-- begin Data entries --
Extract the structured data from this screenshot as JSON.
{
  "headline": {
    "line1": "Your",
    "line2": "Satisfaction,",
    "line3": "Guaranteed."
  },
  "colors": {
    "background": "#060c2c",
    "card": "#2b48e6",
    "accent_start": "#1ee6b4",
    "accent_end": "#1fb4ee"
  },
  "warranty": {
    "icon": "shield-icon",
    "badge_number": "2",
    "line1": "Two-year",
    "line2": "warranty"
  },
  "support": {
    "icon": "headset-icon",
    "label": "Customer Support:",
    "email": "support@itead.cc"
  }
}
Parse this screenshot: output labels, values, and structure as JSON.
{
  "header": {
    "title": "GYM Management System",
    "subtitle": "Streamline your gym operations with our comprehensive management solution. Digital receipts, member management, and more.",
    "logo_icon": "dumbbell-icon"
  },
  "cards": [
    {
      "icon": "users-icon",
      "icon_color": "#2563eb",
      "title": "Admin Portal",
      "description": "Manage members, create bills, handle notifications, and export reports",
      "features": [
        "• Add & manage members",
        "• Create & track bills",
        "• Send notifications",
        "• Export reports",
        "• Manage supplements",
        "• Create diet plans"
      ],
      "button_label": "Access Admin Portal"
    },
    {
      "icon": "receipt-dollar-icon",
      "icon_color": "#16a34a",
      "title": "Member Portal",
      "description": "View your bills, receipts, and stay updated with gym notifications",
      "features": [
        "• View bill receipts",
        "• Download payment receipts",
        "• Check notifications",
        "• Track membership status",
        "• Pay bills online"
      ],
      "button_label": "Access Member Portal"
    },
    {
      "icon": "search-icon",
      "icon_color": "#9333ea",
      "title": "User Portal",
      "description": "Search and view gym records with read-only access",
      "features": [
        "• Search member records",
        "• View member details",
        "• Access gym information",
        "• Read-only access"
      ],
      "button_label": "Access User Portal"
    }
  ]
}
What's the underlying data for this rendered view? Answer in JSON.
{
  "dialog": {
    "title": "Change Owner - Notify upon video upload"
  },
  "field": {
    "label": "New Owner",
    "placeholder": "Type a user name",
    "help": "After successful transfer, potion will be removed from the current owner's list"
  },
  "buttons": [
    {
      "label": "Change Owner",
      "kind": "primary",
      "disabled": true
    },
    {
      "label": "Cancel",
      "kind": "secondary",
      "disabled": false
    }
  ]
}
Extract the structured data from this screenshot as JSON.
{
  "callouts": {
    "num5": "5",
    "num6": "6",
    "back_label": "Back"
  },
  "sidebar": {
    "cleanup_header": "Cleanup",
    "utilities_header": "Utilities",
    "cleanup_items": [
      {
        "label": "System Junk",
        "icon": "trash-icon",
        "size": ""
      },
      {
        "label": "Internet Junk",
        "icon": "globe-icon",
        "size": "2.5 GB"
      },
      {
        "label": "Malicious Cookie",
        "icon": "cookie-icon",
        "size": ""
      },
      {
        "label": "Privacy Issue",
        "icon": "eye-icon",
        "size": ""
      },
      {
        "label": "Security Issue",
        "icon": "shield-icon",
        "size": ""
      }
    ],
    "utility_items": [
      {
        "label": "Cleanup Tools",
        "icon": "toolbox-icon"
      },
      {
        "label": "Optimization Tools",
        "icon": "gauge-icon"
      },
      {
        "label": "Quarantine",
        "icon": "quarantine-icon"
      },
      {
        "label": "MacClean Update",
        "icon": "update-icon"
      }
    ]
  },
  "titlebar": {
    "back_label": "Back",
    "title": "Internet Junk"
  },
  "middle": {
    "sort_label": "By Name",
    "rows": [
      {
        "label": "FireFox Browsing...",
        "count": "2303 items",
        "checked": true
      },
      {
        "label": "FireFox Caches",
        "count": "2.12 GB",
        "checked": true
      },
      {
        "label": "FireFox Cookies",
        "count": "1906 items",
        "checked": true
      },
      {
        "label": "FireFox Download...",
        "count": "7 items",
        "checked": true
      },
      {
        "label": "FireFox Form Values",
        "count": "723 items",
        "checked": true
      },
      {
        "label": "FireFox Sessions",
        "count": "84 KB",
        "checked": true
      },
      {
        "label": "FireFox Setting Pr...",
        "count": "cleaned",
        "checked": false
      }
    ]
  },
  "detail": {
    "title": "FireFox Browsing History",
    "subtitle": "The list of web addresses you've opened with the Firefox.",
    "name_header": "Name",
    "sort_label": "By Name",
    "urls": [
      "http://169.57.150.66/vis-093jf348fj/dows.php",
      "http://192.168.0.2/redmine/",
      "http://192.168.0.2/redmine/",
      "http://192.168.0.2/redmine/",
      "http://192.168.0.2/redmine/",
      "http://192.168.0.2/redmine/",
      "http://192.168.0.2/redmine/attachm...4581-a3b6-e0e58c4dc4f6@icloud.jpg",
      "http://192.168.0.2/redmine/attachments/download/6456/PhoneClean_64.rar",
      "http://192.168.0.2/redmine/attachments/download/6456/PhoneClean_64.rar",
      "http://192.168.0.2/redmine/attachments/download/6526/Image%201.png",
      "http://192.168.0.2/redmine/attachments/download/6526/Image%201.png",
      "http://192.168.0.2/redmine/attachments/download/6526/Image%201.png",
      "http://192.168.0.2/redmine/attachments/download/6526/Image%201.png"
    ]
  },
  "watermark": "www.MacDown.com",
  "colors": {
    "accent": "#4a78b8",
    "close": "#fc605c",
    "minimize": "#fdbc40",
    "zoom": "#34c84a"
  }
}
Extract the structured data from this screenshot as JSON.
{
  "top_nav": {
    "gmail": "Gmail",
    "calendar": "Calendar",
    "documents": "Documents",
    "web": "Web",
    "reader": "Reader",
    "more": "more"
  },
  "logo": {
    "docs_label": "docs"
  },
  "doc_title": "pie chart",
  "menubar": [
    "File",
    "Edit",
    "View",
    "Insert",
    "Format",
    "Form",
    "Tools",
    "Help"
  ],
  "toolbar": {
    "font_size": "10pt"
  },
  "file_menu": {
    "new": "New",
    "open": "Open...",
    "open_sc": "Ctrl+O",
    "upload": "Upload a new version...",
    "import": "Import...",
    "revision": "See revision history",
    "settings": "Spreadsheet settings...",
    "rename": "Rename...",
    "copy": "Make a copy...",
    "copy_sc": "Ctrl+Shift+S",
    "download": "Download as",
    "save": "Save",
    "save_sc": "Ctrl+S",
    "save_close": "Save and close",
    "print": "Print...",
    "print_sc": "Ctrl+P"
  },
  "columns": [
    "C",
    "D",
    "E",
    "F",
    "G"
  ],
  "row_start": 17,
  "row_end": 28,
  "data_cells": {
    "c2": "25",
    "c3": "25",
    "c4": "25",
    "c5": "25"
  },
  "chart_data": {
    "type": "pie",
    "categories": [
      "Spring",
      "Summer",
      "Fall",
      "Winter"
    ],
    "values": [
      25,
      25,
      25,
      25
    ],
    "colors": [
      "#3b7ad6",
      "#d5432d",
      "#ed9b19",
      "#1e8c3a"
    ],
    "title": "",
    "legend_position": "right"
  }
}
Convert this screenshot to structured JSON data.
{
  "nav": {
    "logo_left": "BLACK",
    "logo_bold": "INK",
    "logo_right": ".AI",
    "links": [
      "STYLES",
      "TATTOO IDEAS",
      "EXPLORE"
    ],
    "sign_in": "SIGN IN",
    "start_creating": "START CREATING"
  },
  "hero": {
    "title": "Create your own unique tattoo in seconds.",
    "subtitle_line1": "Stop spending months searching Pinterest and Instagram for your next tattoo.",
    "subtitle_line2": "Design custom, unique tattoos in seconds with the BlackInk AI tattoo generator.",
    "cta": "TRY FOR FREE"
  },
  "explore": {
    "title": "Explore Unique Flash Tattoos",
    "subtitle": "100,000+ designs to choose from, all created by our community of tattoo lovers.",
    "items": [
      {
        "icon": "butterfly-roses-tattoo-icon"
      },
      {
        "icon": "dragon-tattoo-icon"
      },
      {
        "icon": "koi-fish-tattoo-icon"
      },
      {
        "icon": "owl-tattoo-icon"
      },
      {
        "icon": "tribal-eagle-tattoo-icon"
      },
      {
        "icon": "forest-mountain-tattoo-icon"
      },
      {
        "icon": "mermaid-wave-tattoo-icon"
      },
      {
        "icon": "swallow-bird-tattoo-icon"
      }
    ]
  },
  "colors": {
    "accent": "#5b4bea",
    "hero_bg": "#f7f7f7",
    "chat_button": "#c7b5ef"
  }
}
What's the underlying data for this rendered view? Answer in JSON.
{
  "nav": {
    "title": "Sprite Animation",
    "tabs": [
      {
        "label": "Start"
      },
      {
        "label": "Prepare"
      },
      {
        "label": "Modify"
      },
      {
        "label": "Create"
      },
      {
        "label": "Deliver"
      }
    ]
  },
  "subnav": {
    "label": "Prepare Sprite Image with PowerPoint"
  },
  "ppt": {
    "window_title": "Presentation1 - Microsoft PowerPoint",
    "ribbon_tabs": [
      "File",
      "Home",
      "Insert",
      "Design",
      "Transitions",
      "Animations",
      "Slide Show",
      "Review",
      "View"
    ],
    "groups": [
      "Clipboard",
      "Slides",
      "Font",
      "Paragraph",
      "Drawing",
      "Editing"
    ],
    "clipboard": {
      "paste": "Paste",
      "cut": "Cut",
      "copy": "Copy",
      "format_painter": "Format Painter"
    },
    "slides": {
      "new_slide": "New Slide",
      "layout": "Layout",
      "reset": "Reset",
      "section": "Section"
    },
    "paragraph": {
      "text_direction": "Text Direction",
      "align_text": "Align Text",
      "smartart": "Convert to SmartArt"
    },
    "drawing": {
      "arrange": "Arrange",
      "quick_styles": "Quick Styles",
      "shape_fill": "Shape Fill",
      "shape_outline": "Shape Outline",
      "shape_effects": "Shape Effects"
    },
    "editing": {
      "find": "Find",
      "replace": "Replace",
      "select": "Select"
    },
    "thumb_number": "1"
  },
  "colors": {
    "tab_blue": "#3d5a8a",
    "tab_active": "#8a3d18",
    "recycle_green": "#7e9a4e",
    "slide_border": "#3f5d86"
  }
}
-- end Data entries --
● **Set problem**: Locate the word "notifications" in the records and collect each line it appears in.

● **Exercise solution**:
      "description": "Manage members, create bills, handle notifications, and export reports",
        "• Send notifications",
      "description": "View your bills, receipts, and stay updated with gym notifications",
        "• Check notifications",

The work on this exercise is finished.